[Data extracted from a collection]
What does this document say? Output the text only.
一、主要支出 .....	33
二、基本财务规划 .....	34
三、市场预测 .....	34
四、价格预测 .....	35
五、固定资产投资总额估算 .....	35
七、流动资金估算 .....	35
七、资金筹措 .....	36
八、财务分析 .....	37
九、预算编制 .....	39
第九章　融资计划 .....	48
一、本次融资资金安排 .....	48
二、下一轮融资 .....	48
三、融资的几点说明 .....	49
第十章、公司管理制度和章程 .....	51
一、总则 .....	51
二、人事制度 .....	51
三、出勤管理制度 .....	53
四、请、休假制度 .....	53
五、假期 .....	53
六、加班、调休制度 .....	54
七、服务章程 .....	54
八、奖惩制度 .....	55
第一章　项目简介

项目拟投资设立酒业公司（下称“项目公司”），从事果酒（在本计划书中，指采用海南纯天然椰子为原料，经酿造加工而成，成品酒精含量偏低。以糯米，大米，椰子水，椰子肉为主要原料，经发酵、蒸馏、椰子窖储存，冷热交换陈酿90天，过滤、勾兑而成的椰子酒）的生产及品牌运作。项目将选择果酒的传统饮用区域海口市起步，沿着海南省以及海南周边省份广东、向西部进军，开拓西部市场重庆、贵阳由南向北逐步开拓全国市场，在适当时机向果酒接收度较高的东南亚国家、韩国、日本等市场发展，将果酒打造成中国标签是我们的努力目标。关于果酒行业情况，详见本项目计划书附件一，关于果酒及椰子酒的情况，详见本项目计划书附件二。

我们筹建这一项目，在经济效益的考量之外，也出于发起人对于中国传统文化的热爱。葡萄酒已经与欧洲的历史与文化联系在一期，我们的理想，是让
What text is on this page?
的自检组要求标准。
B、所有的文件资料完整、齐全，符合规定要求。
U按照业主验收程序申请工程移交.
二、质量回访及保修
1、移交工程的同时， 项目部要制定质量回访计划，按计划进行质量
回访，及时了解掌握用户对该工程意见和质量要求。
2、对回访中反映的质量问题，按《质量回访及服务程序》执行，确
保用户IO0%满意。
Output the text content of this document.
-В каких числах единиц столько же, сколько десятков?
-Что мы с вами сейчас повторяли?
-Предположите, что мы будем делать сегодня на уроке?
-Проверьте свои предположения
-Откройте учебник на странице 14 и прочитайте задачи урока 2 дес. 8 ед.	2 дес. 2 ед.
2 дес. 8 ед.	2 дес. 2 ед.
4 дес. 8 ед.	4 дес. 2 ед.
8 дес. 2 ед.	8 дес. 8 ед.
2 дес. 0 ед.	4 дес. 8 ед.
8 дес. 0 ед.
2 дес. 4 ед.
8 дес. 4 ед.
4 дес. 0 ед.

**TASK PROMPT**
From the entries, copy out each line containing the word "Output".

**TASK SOLUTION**
What does this document say? Output the text only.
Output the text content of this document.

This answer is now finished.